* Start Stored rows *
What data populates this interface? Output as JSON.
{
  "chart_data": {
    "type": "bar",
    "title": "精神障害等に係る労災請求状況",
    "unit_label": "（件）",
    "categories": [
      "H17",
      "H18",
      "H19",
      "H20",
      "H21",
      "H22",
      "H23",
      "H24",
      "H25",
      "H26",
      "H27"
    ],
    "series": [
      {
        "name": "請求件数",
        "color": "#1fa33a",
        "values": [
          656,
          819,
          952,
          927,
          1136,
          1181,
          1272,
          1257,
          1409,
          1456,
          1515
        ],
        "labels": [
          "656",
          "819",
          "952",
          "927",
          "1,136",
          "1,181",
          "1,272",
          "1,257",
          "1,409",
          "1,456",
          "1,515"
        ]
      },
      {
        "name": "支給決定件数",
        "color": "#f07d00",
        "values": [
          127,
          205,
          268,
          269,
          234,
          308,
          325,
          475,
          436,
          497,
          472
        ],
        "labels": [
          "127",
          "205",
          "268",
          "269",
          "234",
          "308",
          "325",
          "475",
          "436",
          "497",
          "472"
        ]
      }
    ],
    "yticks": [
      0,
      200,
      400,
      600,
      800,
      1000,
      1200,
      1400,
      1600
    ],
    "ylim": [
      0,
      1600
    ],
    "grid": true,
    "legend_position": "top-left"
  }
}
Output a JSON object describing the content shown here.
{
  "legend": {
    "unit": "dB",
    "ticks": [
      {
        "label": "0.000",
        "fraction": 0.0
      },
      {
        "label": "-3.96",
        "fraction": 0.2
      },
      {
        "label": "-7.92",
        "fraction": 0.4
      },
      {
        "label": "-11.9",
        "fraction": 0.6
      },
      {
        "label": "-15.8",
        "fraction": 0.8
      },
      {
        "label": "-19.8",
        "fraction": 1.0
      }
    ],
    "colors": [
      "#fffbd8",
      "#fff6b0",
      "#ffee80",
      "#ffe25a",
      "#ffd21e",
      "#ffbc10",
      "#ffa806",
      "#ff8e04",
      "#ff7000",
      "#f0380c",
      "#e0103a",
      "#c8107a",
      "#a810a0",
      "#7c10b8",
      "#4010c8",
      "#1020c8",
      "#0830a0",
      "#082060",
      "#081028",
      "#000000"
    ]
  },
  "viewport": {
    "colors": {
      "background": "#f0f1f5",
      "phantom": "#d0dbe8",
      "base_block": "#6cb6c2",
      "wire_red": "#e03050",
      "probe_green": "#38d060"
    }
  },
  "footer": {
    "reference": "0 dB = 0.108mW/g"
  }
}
* End Stored rows *
▸ **Aim**
Write the data from above out again, exactly.

▸ **Problem solution**
What data populates this interface? Output as JSON.
{
  "chart_data": {
    "type": "bar",
    "title": "精神障害等に係る労災請求状況",
    "unit_label": "（件）",
    "categories": [
      "H17",
      "H18",
      "H19",
      "H20",
      "H21",
      "H22",
      "H23",
      "H24",
      "H25",
      "H26",
      "H27"
    ],
    "series": [
      {
        "name": "請求件数",
        "color": "#1fa33a",
        "values": [
          656,
          819,
          952,
          927,
          1136,
          1181,
          1272,
          1257,
          1409,
          1456,
          1515
        ],
        "labels": [
          "656",
          "819",
          "952",
          "927",
          "1,136",
          "1,181",
          "1,272",
          "1,257",
          "1,409",
          "1,456",
          "1,515"
        ]
      },
      {
        "name": "支給決定件数",
        "color": "#f07d00",
        "values": [
          127,
          205,
          268,
          269,
          234,
          308,
          325,
          475,
          436,
          497,
          472
        ],
        "labels": [
          "127",
          "205",
          "268",
          "269",
          "234",
          "308",
          "325",
          "475",
          "436",
          "497",
          "472"
        ]
      }
    ],
    "yticks": [
      0,
      200,
      400,
      600,
      800,
      1000,
      1200,
      1400,
      1600
    ],
    "ylim": [
      0,
      1600
    ],
    "grid": true,
    "legend_position": "top-left"
  }
}
Output a JSON object describing the content shown here.
{
  "legend": {
    "unit": "dB",
    "ticks": [
      {
        "label": "0.000",
        "fraction": 0.0
      },
      {
        "label": "-3.96",
        "fraction": 0.2
      },
      {
        "label": "-7.92",
        "fraction": 0.4
      },
      {
        "label": "-11.9",
        "fraction": 0.6
      },
      {
        "label": "-15.8",
        "fraction": 0.8
      },
      {
        "label": "-19.8",
        "fraction": 1.0
      }
    ],
    "colors": [
      "#fffbd8",
      "#fff6b0",
      "#ffee80",
      "#ffe25a",
      "#ffd21e",
      "#ffbc10",
      "#ffa806",
      "#ff8e04",
      "#ff7000",
      "#f0380c",
      "#e0103a",
      "#c8107a",
      "#a810a0",
      "#7c10b8",
      "#4010c8",
      "#1020c8",
      "#0830a0",
      "#082060",
      "#081028",
      "#000000"
    ]
  },
  "viewport": {
    "colors": {
      "background": "#f0f1f5",
      "phantom": "#d0dbe8",
      "base_block": "#6cb6c2",
      "wire_red": "#e03050",
      "probe_green": "#38d060"
    }
  },
  "footer": {
    "reference": "0 dB = 0.108mW/g"
  }
}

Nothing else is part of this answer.